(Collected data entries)
○ ○ ○
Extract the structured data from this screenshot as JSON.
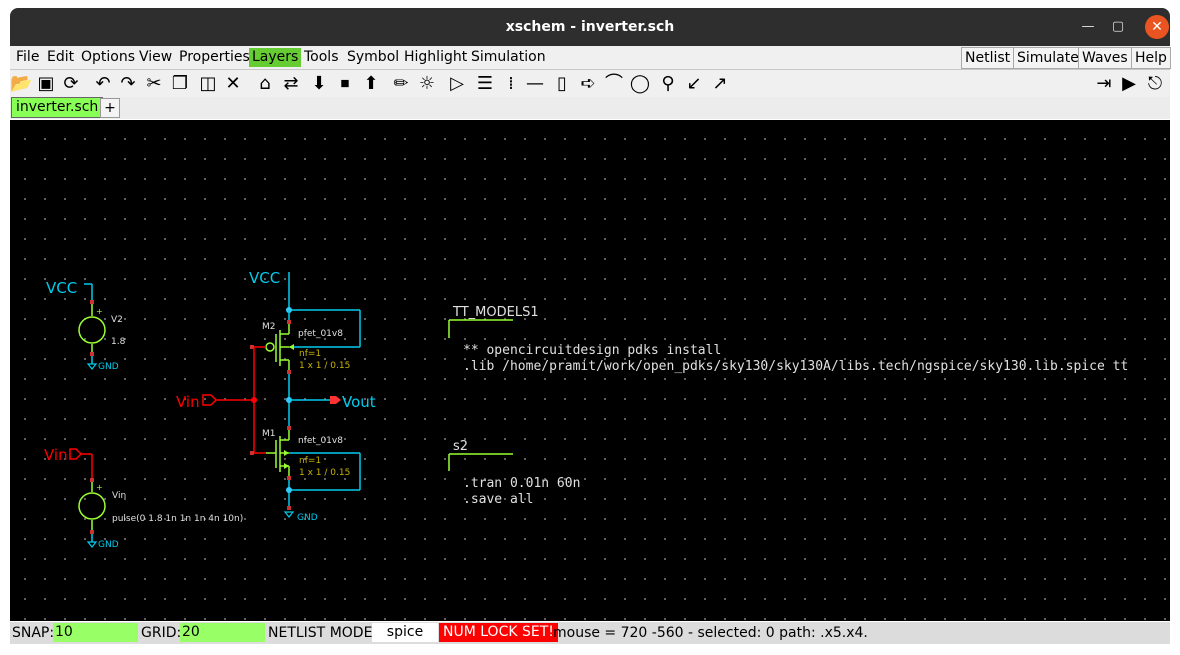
{
  "window": {
    "title": "xschem - inverter.sch"
  },
  "menubar": {
    "items": [
      "File",
      "Edit",
      "Options",
      "View",
      "Properties",
      "Layers",
      "Tools",
      "Symbol",
      "Highlight",
      "Simulation"
    ],
    "right_buttons": [
      "Netlist",
      "Simulate",
      "Waves",
      "Help"
    ]
  },
  "tabs": {
    "active": "inverter.sch",
    "add": "+"
  },
  "schematic": {
    "vcc_left": "VCC",
    "v2_name": "V2",
    "v2_value": "1.8",
    "gnd1": "GND",
    "vcc_top": "VCC",
    "m2_name": "M2",
    "m2_model": "pfet_01v8",
    "m2_nf": "nf=1",
    "m2_size": "1 x 1 / 0.15",
    "vin_gate": "Vin",
    "vout": "Vout",
    "m1_name": "M1",
    "m1_model": "nfet_01v8",
    "m1_nf": "nf=1",
    "m1_size": "1 x 1 / 0.15",
    "gnd_m1": "GND",
    "vin_src": "Vin",
    "vsrc_name": "Vin",
    "vsrc_value": "pulse(0 1.8 1n 1n 1n 4n 10n)",
    "gnd2": "GND",
    "code1_name": "TT_MODELS1",
    "code1_line1": "** opencircuitdesign pdks install",
    "code1_line2": ".lib /home/pramit/work/open_pdks/sky130/sky130A/libs.tech/ngspice/sky130.lib.spice tt",
    "code2_name": "s2",
    "code2_line1": ".tran 0.01n 60n",
    "code2_line2": ".save all"
  },
  "status": {
    "snap_label": "SNAP:",
    "snap_value": "10",
    "grid_label": "GRID:",
    "grid_value": "20",
    "netlist_label": "NETLIST MODE:",
    "netlist_value": "spice",
    "numlock": "NUM LOCK SET!",
    "info": "mouse = 720 -560 - selected: 0 path: .x5.x4."
  },
  "colors": {
    "net_red": "#ff0000",
    "wire_cyan": "#00ccee",
    "symbol_green": "#99ff33",
    "pin_red": "#cc3333",
    "dot_cyan": "#33ccff",
    "attr_yellow": "#c8b400",
    "text_gray": "#e0e0e0",
    "menu_active": "#66cc33"
  }
}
○ ○ ○
▶ _WORK TO DO_: Copy the listing exactly. Any image in it stays out of the copy.

▶ _REPLY_:
Extract the structured data from this screenshot as JSON.
{
  "window": {
    "title": "xschem - inverter.sch"
  },
  "menubar": {
    "items": [
      "File",
      "Edit",
      "Options",
      "View",
      "Properties",
      "Layers",
      "Tools",
      "Symbol",
      "Highlight",
      "Simulation"
    ],
    "right_buttons": [
      "Netlist",
      "Simulate",
      "Waves",
      "Help"
    ]
  },
  "tabs": {
    "active": "inverter.sch",
    "add": "+"
  },
  "schematic": {
    "vcc_left": "VCC",
    "v2_name": "V2",
    "v2_value": "1.8",
    "gnd1": "GND",
    "vcc_top": "VCC",
    "m2_name": "M2",
    "m2_model": "pfet_01v8",
    "m2_nf": "nf=1",
    "m2_size": "1 x 1 / 0.15",
    "vin_gate": "Vin",
    "vout": "Vout",
    "m1_name": "M1",
    "m1_model": "nfet_01v8",
    "m1_nf": "nf=1",
    "m1_size": "1 x 1 / 0.15",
    "gnd_m1": "GND",
    "vin_src": "Vin",
    "vsrc_name": "Vin",
    "vsrc_value": "pulse(0 1.8 1n 1n 1n 4n 10n)",
    "gnd2": "GND",
    "code1_name": "TT_MODELS1",
    "code1_line1": "** opencircuitdesign pdks install",
    "code1_line2": ".lib /home/pramit/work/open_pdks/sky130/sky130A/libs.tech/ngspice/sky130.lib.spice tt",
    "code2_name": "s2",
    "code2_line1": ".tran 0.01n 60n",
    "code2_line2": ".save all"
  },
  "status": {
    "snap_label": "SNAP:",
    "snap_value": "10",
    "grid_label": "GRID:",
    "grid_value": "20",
    "netlist_label": "NETLIST MODE:",
    "netlist_value": "spice",
    "numlock": "NUM LOCK SET!",
    "info": "mouse = 720 -560 - selected: 0 path: .x5.x4."
  },
  "colors": {
    "net_red": "#ff0000",
    "wire_cyan": "#00ccee",
    "symbol_green": "#99ff33",
    "pin_red": "#cc3333",
    "dot_cyan": "#33ccff",
    "attr_yellow": "#c8b400",
    "text_gray": "#e0e0e0",
    "menu_active": "#66cc33"
  }
}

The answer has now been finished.